> _What the exercise asks_
Copy the entries below line for line, leaving out the pictures.

>> start Information supplied

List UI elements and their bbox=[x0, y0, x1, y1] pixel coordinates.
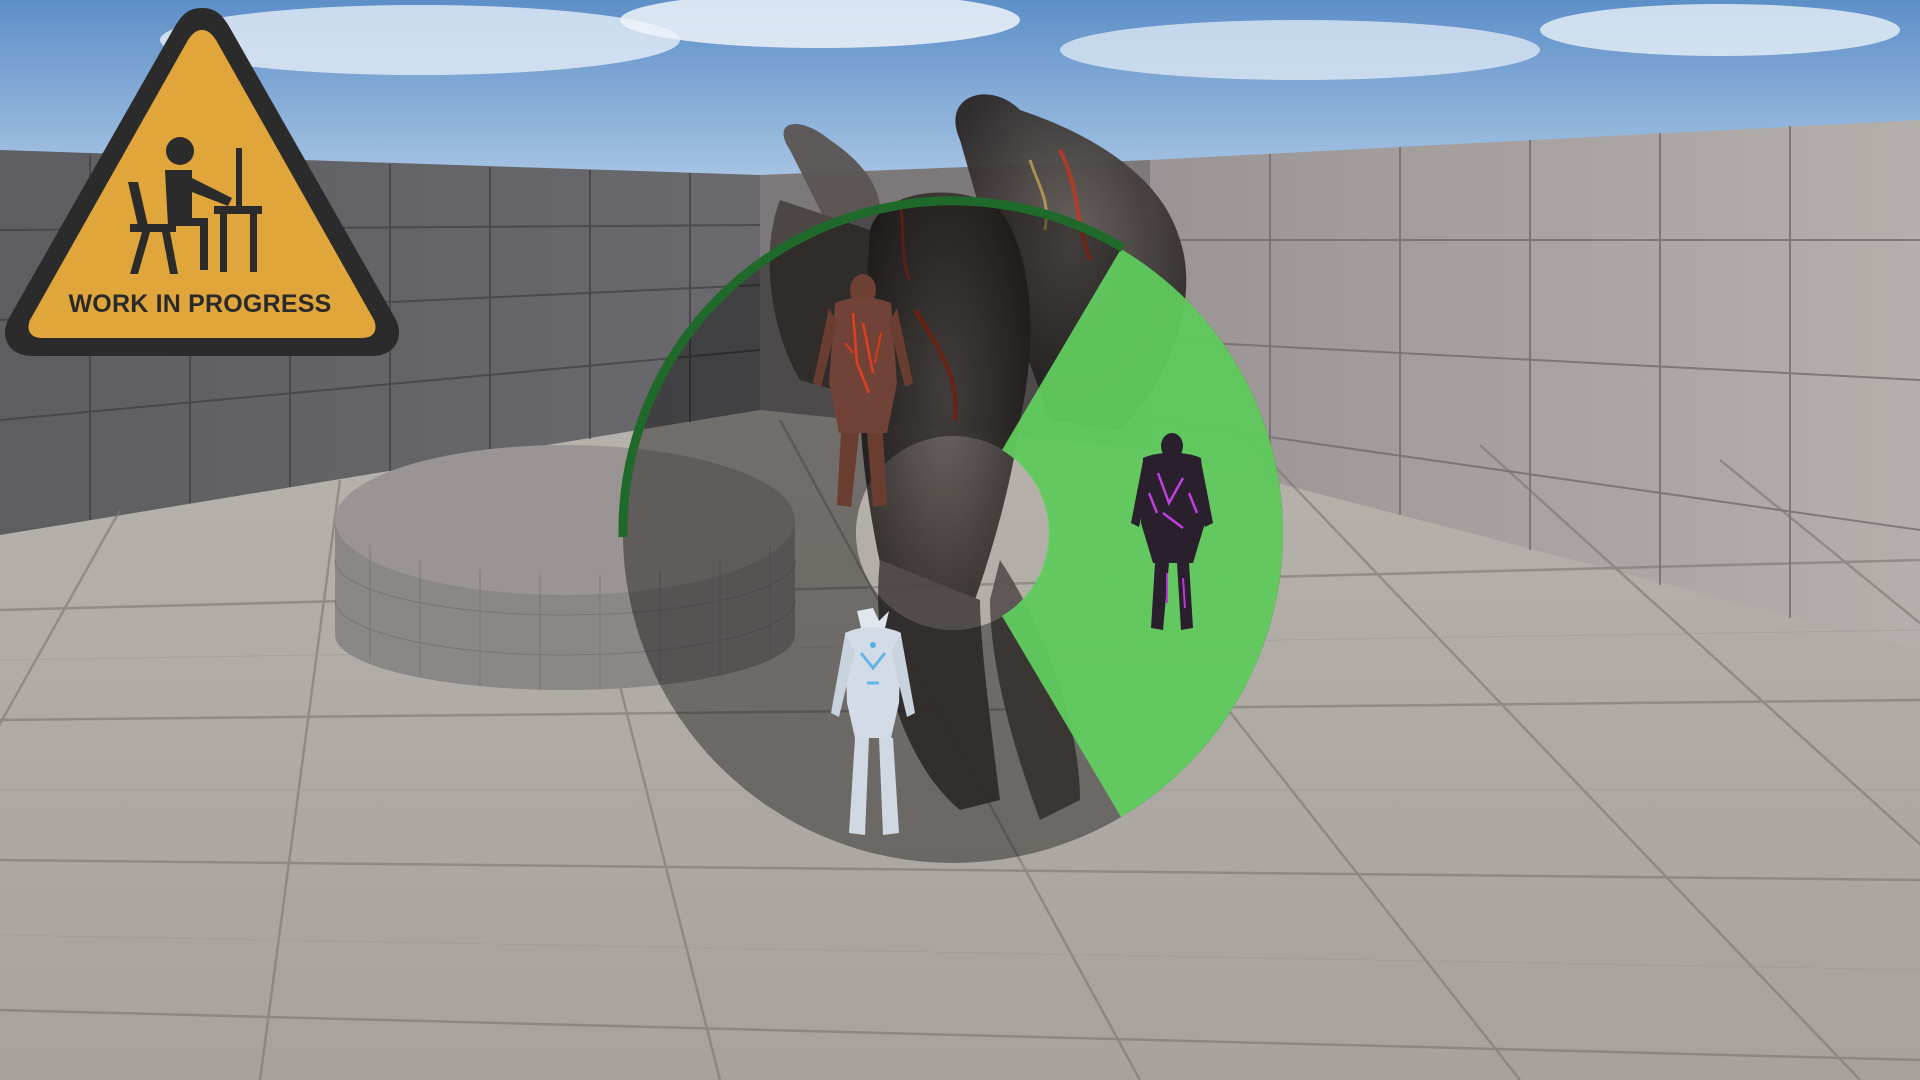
character-selection-wheel[interactable] bbox=[0, 0, 1920, 1080]
wheel-slot-top-left[interactable] bbox=[803, 253, 933, 507]
wheel-slot-bottom[interactable] bbox=[823, 603, 953, 843]
game-viewport: WORK IN PROGRESS bbox=[0, 0, 1920, 1080]
wheel-slot-right[interactable] bbox=[1131, 433, 1243, 643]
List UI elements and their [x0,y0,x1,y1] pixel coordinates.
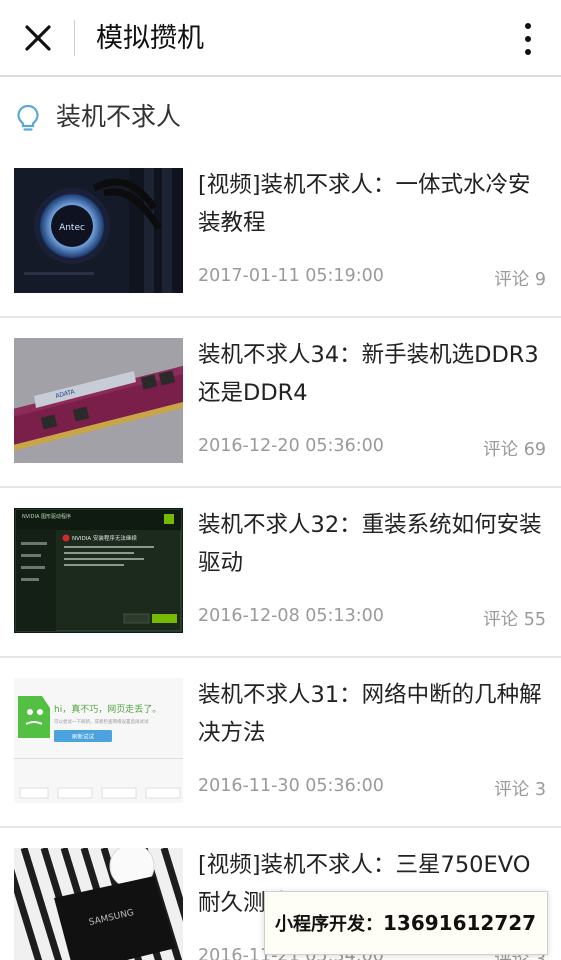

>> end Information supplied

> _Written answer_
List UI elements and their bbox=[x0, y0, x1, y1] pixel coordinates.
character-selection-wheel[interactable] bbox=[0, 0, 1920, 1080]
wheel-slot-top-left[interactable] bbox=[803, 253, 933, 507]
wheel-slot-bottom[interactable] bbox=[823, 603, 953, 843]
game-viewport: WORK IN PROGRESS bbox=[0, 0, 1920, 1080]
wheel-slot-right[interactable] bbox=[1131, 433, 1243, 643]
List UI elements and their [x0,y0,x1,y1] pixel coordinates.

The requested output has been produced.